* **INPUT DATA**
-- start --
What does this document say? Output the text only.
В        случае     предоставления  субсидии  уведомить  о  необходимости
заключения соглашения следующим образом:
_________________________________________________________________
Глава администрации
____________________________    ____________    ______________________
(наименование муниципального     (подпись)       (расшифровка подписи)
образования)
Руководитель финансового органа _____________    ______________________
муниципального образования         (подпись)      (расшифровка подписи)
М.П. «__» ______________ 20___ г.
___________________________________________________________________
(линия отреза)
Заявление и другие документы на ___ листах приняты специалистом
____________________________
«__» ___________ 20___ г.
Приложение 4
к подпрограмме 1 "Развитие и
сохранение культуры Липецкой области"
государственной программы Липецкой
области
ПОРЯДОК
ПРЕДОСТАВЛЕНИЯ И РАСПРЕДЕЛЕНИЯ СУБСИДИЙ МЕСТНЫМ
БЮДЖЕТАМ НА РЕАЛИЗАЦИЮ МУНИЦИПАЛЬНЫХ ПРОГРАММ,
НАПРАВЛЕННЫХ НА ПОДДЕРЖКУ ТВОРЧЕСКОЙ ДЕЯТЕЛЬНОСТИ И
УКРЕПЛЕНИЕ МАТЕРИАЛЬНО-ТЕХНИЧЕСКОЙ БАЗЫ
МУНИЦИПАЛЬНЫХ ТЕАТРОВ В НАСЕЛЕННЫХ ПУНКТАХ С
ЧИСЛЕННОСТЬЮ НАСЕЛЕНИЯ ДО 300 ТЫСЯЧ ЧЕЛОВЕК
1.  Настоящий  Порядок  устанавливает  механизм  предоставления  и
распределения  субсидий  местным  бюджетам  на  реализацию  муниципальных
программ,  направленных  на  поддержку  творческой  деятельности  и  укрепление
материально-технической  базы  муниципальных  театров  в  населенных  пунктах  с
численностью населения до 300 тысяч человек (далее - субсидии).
-- end --
* **SET PROBLEM**
Please reproduce every line of the material word for word.

* **RESPONSE TO THIS TASK**
What does this document say? Output the text only.
В        случае     предоставления  субсидии  уведомить  о  необходимости
заключения соглашения следующим образом:
_________________________________________________________________
Глава администрации
____________________________    ____________    ______________________
(наименование муниципального     (подпись)       (расшифровка подписи)
образования)
Руководитель финансового органа _____________    ______________________
муниципального образования         (подпись)      (расшифровка подписи)
М.П. «__» ______________ 20___ г.
___________________________________________________________________
(линия отреза)
Заявление и другие документы на ___ листах приняты специалистом
____________________________
«__» ___________ 20___ г.
Приложение 4
к подпрограмме 1 "Развитие и
сохранение культуры Липецкой области"
государственной программы Липецкой
области
ПОРЯДОК
ПРЕДОСТАВЛЕНИЯ И РАСПРЕДЕЛЕНИЯ СУБСИДИЙ МЕСТНЫМ
БЮДЖЕТАМ НА РЕАЛИЗАЦИЮ МУНИЦИПАЛЬНЫХ ПРОГРАММ,
НАПРАВЛЕННЫХ НА ПОДДЕРЖКУ ТВОРЧЕСКОЙ ДЕЯТЕЛЬНОСТИ И
УКРЕПЛЕНИЕ МАТЕРИАЛЬНО-ТЕХНИЧЕСКОЙ БАЗЫ
МУНИЦИПАЛЬНЫХ ТЕАТРОВ В НАСЕЛЕННЫХ ПУНКТАХ С
ЧИСЛЕННОСТЬЮ НАСЕЛЕНИЯ ДО 300 ТЫСЯЧ ЧЕЛОВЕК
1.  Настоящий  Порядок  устанавливает  механизм  предоставления  и
распределения  субсидий  местным  бюджетам  на  реализацию  муниципальных
программ,  направленных  на  поддержку  творческой  деятельности  и  укрепление
материально-технической  базы  муниципальных  театров  в  населенных  пунктах  с
численностью населения до 300 тысяч человек (далее - субсидии).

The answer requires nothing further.